Soder: Innezuhalten ist kein Thema. In dem Moment, in dem sich ein Unternehmen zurücklehnt und glaubt, drei, vier Jahre gut über die Runden zu kommen, ist es auf der Verliererstraße. Und dann braucht es viel Kraft, diesen Rückstand aufzuholen.

Von wo droht Gefahr? Asien?

Soder: In der Antriebstechnik entstehen weltweit tagtäglich neue Wettbewerber, die uns im Komponentengeschäft bedrängen.

SEW zog deshalb frühzeitig das Systemgeschäft hoch. Und jetzt sind Sie sogar missionarisch unterwegs - mit Beratungsdienstleistungen zur Fabriktransformation.

Soder: Wir erarbeiten mit Unternehmen gemeinsame Visionen, wie sich Kleinserien zu Bedingungen der Massenproduktion herstellen lassen. Das heißt, wir müssen weg von starren Techniken hin zu mobilen, leicht veränderbaren Systemen. Bei Audi sind bereits SEW-Fahrzeuge unterwegs, die flexibel und punktgenau die logistische Andienung machen. Und aktuell laufen mit mehreren Firmen Gespräche, bei einer Handvoll ist man bei der Visionsplanung.

Welche Effizienzsteigerungen sind realistisch?

Soder: Wenn ich sage, Unternehmen können ihre heutigen Logistikaufwendungen halbieren, ist das sicher nicht zu hoch gegriffen. Wir zeigen den Unternehmen, dass ein großes Stück Wettbewerbsfähigkeit gewonnen werden kann, wenn wir die Wertschöpfungskette intelligent verzahnen. Unlängst haben uns 36 Manager aus Japan im Werk Graben-Neudorf besucht, um die Fabrik live zu sehen. In der großen Lean-Welle in den neunziger Jahren sind wir alle miteinander nach Japan gepilgert, jetzt ist es umgekehrt. Das ist doch schön, oder?

Sind die Lean-Philosophien aus den Neunzigern in Zeiten der Vernetzung überhaupt noch zeitgemäß?

Soder: Wir erreichen mit Lean-Konzepten nicht mehr denselben Quantensprung wie noch vor zwei, drei Jahrzehnten. Damals haben wir nach den 5S-Prinzipien aufgeräumt, optimiert, fließenende Prozesse und Kanban eingeführt. Jetzt ist es an der Zeit, einen neuen Weg zu gehen: Kombiniert mit neuer unterstützender intelligenter Technik bringen die Konzepte der schlanken Fertigung den nächsten Produktivitätsschub.

DATENZEILEN:
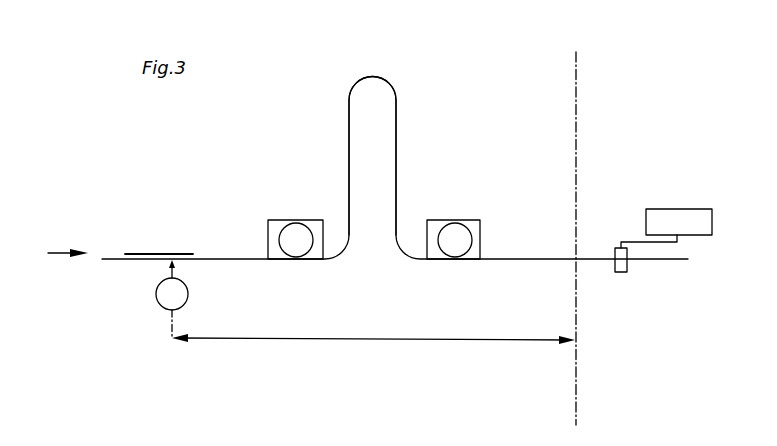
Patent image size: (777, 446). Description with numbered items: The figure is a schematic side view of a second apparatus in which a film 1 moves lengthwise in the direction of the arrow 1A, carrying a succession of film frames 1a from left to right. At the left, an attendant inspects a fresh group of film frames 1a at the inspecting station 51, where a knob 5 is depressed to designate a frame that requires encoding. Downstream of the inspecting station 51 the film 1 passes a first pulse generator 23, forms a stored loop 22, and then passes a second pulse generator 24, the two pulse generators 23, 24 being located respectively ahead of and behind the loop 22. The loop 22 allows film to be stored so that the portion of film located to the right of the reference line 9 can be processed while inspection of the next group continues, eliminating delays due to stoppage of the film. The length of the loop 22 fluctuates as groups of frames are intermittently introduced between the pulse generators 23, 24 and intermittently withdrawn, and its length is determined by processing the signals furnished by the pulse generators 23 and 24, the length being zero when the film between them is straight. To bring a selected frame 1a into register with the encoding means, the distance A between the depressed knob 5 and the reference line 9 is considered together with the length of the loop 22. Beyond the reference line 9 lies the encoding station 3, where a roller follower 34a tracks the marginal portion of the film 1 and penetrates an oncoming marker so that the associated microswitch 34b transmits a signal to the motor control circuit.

==

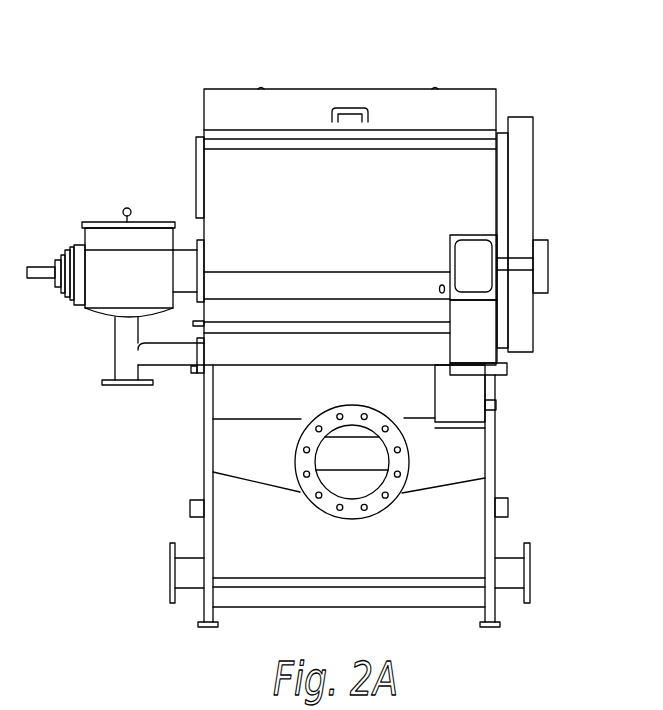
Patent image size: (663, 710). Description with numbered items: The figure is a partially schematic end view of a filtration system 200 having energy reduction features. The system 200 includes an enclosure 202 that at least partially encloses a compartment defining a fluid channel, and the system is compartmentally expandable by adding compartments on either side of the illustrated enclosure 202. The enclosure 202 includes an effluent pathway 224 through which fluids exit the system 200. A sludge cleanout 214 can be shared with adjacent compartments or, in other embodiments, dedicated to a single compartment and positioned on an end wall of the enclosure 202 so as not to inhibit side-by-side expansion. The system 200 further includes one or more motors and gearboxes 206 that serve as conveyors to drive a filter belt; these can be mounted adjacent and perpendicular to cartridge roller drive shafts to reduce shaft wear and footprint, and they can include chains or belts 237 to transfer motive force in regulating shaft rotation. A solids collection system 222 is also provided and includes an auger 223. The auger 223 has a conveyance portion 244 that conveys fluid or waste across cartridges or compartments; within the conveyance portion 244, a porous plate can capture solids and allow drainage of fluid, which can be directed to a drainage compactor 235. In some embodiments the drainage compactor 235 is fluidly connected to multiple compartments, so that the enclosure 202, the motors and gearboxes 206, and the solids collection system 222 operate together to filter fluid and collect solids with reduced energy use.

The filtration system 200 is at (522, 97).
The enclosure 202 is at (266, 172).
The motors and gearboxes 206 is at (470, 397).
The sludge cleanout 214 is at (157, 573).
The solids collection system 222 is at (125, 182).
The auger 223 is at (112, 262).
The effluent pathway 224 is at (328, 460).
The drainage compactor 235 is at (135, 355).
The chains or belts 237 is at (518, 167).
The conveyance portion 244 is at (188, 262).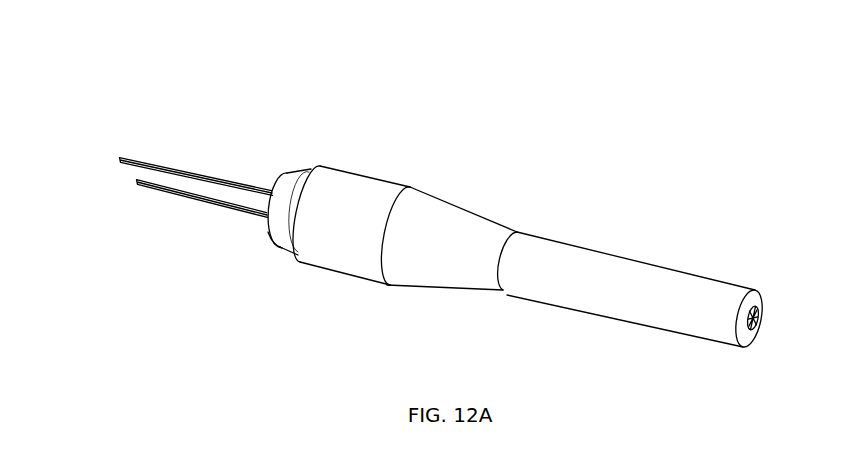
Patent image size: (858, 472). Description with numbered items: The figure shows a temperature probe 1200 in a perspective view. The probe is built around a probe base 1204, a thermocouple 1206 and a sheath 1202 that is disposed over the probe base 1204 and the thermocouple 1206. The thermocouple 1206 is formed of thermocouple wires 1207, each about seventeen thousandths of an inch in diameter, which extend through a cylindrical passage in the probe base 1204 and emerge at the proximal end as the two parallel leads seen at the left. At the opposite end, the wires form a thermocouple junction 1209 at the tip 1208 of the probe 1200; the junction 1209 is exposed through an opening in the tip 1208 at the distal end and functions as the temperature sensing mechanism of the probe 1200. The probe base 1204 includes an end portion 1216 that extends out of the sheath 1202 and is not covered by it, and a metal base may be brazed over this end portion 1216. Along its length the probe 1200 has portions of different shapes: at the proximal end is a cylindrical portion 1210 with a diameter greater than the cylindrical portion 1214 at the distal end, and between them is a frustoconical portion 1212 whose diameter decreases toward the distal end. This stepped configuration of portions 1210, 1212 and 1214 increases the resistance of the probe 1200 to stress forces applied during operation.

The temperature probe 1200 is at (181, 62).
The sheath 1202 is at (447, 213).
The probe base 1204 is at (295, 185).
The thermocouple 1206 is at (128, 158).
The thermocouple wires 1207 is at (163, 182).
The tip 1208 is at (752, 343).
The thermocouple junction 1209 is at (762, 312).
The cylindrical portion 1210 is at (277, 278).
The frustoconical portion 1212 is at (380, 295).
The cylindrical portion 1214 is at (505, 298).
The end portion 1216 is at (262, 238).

ZIELE:
1) Wie viele Manager aus Japan haben laut dem Interview das Werk Graben-Neudorf besucht?
2) Zitiere aus dem Interview die Stelle, die mit „Soder: Wenn ich“ anfängt und mit „doch schön, oder?“ aufhört.
Die Datensätze spielen hierfür keine Rolle.

ERGEBNISSE:
1) 36 Manager

2)
Soder: Wenn ich sage, Unternehmen können ihre heutigen Logistikaufwendungen halbieren, ist das sicher nicht zu hoch gegriffen. Wir zeigen den Unternehmen, dass ein großes Stück Wettbewerbsfähigkeit gewonnen werden kann, wenn wir die Wertschöpfungskette intelligent verzahnen. Unlängst haben uns 36 Manager aus Japan im Werk Graben-Neudorf besucht, um die Fabrik live zu sehen. In der großen Lean-Welle in den neunziger Jahren sind wir alle miteinander nach Japan gepilgert, jetzt ist es umgekehrt. Das ist doch schön, oder?